What you are asked to do: Give only the lines from the one containing "Extract the structured" through the end of the material below, exactly as written.

Entries from a dataset:
━━━━━━━━━━━━━━━━
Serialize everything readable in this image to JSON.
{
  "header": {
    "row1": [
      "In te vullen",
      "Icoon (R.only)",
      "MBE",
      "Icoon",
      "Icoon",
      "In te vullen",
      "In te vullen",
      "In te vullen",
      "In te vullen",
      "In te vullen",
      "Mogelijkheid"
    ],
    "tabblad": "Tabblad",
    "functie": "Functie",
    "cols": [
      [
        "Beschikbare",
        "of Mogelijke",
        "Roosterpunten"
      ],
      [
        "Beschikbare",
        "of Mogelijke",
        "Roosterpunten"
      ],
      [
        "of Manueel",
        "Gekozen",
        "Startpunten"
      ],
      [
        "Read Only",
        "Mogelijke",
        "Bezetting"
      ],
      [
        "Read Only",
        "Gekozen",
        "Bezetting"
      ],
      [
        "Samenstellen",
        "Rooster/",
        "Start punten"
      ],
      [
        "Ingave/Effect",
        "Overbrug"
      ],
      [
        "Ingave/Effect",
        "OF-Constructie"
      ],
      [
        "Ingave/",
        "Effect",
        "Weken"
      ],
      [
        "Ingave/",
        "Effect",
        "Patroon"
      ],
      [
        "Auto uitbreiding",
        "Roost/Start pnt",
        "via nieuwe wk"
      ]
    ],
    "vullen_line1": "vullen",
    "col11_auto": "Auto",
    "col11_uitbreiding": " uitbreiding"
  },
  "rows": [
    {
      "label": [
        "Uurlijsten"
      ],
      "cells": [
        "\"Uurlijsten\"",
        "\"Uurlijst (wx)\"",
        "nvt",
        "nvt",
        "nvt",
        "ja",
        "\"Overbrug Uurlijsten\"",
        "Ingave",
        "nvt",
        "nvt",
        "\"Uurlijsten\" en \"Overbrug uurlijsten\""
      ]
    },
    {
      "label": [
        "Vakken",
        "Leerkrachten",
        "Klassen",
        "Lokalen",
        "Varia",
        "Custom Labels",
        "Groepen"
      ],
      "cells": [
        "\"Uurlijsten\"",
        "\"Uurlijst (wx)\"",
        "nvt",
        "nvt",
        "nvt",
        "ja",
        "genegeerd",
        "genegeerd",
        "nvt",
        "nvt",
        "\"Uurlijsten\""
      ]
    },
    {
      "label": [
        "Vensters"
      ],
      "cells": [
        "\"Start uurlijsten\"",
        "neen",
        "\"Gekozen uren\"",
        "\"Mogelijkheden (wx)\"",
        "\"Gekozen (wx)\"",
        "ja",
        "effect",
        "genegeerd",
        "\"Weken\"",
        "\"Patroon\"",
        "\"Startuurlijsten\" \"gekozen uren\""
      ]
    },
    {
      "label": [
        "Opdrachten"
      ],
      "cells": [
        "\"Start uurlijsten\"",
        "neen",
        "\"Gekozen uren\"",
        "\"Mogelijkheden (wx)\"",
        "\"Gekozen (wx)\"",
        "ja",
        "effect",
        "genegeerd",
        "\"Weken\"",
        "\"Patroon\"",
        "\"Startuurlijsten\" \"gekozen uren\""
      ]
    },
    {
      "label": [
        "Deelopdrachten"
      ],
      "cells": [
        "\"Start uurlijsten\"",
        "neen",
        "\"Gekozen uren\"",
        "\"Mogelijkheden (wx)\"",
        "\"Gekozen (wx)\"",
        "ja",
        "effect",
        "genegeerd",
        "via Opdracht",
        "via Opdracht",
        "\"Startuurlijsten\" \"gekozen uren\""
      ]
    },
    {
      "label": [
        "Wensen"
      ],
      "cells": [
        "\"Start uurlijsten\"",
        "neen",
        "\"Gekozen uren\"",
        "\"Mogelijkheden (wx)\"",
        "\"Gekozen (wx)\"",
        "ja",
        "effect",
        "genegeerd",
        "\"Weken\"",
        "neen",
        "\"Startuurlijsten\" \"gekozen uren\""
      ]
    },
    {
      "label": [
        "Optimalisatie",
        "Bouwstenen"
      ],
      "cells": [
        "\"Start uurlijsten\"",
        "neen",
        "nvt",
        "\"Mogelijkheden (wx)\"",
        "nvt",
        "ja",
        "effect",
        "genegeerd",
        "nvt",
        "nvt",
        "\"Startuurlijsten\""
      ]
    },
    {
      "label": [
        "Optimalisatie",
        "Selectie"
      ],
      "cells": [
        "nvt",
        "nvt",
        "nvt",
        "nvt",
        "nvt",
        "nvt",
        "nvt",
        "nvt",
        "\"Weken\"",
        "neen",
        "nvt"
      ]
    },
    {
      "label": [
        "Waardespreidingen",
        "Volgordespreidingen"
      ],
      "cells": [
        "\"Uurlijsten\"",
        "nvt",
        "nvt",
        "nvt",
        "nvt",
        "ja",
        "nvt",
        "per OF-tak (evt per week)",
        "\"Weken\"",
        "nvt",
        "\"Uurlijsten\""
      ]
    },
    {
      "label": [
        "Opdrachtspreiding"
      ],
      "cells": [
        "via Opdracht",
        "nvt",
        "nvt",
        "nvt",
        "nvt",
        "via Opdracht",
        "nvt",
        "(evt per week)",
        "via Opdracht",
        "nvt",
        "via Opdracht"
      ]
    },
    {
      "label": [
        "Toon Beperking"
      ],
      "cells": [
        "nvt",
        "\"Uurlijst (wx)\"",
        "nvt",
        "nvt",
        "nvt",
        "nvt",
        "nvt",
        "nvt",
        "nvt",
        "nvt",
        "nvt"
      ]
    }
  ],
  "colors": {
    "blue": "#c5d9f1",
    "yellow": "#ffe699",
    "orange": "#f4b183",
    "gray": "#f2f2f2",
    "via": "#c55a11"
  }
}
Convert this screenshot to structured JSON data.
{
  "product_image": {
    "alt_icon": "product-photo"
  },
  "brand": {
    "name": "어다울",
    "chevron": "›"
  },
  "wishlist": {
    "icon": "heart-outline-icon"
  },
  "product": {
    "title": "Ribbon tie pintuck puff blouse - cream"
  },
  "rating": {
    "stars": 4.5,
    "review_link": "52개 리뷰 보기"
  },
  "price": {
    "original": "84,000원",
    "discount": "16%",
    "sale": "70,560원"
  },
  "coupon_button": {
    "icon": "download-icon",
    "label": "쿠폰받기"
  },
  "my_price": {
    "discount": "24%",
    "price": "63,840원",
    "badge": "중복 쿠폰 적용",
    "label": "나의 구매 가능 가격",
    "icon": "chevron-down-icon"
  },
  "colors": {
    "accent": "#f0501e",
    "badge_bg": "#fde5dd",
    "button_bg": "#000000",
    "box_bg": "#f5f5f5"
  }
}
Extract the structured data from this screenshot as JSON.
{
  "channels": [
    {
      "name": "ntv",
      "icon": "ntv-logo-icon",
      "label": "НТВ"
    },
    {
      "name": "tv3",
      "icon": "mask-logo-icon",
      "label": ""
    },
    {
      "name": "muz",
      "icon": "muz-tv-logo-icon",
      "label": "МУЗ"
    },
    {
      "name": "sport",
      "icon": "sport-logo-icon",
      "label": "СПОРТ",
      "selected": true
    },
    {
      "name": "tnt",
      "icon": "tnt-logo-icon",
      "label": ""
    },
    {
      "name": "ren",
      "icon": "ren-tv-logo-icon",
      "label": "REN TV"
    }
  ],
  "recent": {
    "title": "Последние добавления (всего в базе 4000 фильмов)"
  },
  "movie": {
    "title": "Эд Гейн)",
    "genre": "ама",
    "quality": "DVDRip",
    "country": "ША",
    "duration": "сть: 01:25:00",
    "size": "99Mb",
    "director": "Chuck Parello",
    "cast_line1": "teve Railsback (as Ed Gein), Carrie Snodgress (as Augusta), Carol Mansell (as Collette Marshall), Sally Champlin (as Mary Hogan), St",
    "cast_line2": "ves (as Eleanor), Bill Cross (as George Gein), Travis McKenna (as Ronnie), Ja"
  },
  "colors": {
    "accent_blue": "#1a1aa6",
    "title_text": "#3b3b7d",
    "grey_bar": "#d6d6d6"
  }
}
━━━━━━━━━━━━━━━━
Result for this exercise:
Extract the structured data from this screenshot as JSON.
{
  "channels": [
    {
      "name": "ntv",
      "icon": "ntv-logo-icon",
      "label": "НТВ"
    },
    {
      "name": "tv3",
      "icon": "mask-logo-icon",
      "label": ""
    },
    {
      "name": "muz",
      "icon": "muz-tv-logo-icon",
      "label": "МУЗ"
    },
    {
      "name": "sport",
      "icon": "sport-logo-icon",
      "label": "СПОРТ",
      "selected": true
    },
    {
      "name": "tnt",
      "icon": "tnt-logo-icon",
      "label": ""
    },
    {
      "name": "ren",
      "icon": "ren-tv-logo-icon",
      "label": "REN TV"
    }
  ],
  "recent": {
    "title": "Последние добавления (всего в базе 4000 фильмов)"
  },
  "movie": {
    "title": "Эд Гейн)",
    "genre": "ама",
    "quality": "DVDRip",
    "country": "ША",
    "duration": "сть: 01:25:00",
    "size": "99Mb",
    "director": "Chuck Parello",
    "cast_line1": "teve Railsback (as Ed Gein), Carrie Snodgress (as Augusta), Carol Mansell (as Collette Marshall), Sally Champlin (as Mary Hogan), St",
    "cast_line2": "ves (as Eleanor), Bill Cross (as George Gein), Travis McKenna (as Ronnie), Ja"
  },
  "colors": {
    "accent_blue": "#1a1aa6",
    "title_text": "#3b3b7d",
    "grey_bar": "#d6d6d6"
  }
}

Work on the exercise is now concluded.